# WHAT TO WORK ON:
Write the count of lines that contain the word "Diagnostic" and nothing else.

————————

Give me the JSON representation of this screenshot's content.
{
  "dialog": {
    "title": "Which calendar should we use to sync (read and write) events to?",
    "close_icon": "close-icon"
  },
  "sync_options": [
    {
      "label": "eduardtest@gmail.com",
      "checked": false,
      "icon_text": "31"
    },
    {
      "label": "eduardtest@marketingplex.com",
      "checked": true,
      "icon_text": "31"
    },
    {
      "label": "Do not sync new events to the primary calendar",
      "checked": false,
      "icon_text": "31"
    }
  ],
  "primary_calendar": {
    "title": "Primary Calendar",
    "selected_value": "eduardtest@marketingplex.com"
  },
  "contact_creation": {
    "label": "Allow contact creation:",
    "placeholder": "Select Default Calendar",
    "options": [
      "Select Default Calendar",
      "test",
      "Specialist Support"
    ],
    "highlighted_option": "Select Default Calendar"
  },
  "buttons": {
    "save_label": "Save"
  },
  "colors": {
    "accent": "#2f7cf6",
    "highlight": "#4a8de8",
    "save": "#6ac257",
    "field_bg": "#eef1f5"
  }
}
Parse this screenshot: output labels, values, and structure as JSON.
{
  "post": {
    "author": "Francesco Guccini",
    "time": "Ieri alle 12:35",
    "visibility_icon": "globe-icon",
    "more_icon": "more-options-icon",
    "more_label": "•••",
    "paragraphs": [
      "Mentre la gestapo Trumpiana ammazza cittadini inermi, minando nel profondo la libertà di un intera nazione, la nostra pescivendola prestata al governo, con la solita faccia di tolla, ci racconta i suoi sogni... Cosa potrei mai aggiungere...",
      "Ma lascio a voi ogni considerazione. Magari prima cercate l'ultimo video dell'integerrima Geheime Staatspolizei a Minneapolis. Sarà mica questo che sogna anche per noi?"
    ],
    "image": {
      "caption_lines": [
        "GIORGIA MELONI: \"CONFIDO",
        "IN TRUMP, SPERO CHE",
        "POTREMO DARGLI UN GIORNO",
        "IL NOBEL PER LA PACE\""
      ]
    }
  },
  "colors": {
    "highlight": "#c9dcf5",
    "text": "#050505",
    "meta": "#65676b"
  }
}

————————

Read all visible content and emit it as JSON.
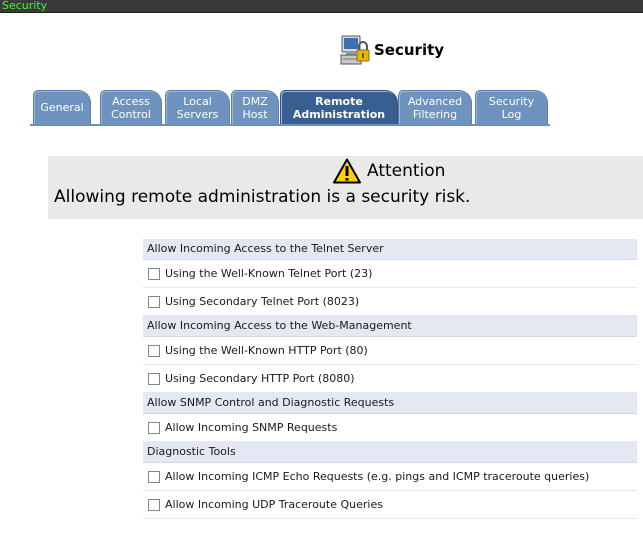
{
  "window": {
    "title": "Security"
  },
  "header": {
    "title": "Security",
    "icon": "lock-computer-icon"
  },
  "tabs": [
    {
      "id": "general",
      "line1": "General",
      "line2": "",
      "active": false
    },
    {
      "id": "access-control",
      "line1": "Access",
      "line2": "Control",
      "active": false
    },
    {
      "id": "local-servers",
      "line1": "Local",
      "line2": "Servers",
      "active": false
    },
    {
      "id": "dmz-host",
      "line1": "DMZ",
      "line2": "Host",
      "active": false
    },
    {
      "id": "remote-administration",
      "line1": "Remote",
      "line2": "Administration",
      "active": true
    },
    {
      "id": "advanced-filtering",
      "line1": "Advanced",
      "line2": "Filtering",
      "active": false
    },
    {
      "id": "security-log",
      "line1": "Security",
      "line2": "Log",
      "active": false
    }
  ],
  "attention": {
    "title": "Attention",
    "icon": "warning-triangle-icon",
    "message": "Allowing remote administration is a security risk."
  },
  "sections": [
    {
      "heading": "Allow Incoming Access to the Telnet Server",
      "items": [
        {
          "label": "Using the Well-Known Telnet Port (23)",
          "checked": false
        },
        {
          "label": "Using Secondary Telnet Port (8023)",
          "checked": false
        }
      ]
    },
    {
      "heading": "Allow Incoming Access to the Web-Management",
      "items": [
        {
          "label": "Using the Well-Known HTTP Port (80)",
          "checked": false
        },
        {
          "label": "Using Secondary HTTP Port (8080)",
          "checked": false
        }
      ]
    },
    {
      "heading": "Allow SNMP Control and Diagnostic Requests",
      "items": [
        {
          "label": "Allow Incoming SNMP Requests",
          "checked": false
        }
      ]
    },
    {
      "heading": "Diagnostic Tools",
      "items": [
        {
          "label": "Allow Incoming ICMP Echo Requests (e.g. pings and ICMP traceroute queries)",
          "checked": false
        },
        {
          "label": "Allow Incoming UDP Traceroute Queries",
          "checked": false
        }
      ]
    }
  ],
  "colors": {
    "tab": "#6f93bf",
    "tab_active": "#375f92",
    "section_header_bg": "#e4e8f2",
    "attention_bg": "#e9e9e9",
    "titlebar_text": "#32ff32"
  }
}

————————

# FULL OUTPUT:
2